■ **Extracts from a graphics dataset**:
# # # # # # #
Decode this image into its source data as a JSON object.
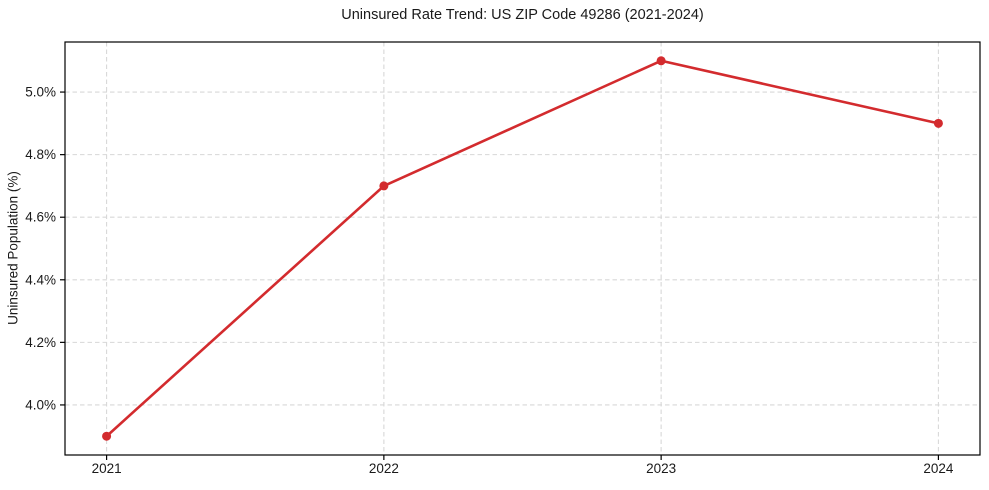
{
  "chart_data": {
    "type": "line",
    "title": "Uninsured Rate Trend: US ZIP Code 49286 (2021-2024)",
    "xlabel": "",
    "ylabel": "Uninsured Population (%)",
    "x": [
      2021,
      2022,
      2023,
      2024
    ],
    "series": [
      {
        "name": "Uninsured Population (%)",
        "values": [
          3.9,
          4.7,
          5.1,
          4.9
        ]
      }
    ],
    "xtick_labels": [
      "2021",
      "2022",
      "2023",
      "2024"
    ],
    "ytick_values": [
      4.0,
      4.2,
      4.4,
      4.6,
      4.8,
      5.0
    ],
    "ytick_labels": [
      "4.0%",
      "4.2%",
      "4.4%",
      "4.6%",
      "4.8%",
      "5.0%"
    ],
    "xlim": [
      2020.85,
      2024.15
    ],
    "ylim": [
      3.84,
      5.16
    ],
    "grid": true,
    "legend_position": "none",
    "line_color": "#d32b2e",
    "marker": "circle",
    "marker_diameter": 9,
    "line_width": 2.6,
    "grid_color": "#d8d8d8",
    "axis_color": "#000000",
    "background_color": "#ffffff"
  }
}
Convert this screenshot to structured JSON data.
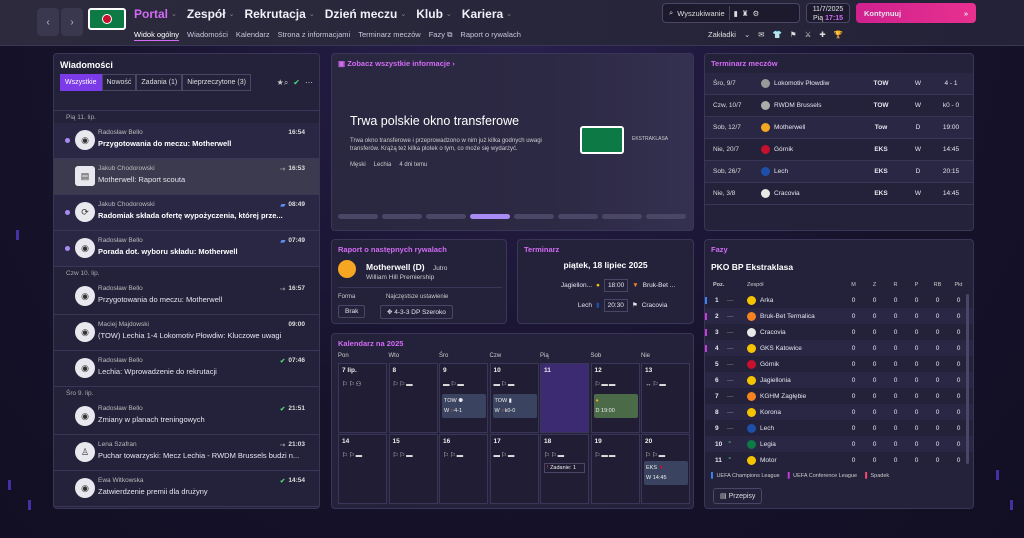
# # # # # # #
Each entry must be retyped word for word, with every image omitted.

Decode this image into its source data as a JSON object.
{
  "chart_data": {
    "type": "line",
    "title": "Uninsured Rate Trend: US ZIP Code 49286 (2021-2024)",
    "xlabel": "",
    "ylabel": "Uninsured Population (%)",
    "x": [
      2021,
      2022,
      2023,
      2024
    ],
    "series": [
      {
        "name": "Uninsured Population (%)",
        "values": [
          3.9,
          4.7,
          5.1,
          4.9
        ]
      }
    ],
    "xtick_labels": [
      "2021",
      "2022",
      "2023",
      "2024"
    ],
    "ytick_values": [
      4.0,
      4.2,
      4.4,
      4.6,
      4.8,
      5.0
    ],
    "ytick_labels": [
      "4.0%",
      "4.2%",
      "4.4%",
      "4.6%",
      "4.8%",
      "5.0%"
    ],
    "xlim": [
      2020.85,
      2024.15
    ],
    "ylim": [
      3.84,
      5.16
    ],
    "grid": true,
    "legend_position": "none",
    "line_color": "#d32b2e",
    "marker": "circle",
    "marker_diameter": 9,
    "line_width": 2.6,
    "grid_color": "#d8d8d8",
    "axis_color": "#000000",
    "background_color": "#ffffff"
  }
}
Convert this screenshot to structured JSON data.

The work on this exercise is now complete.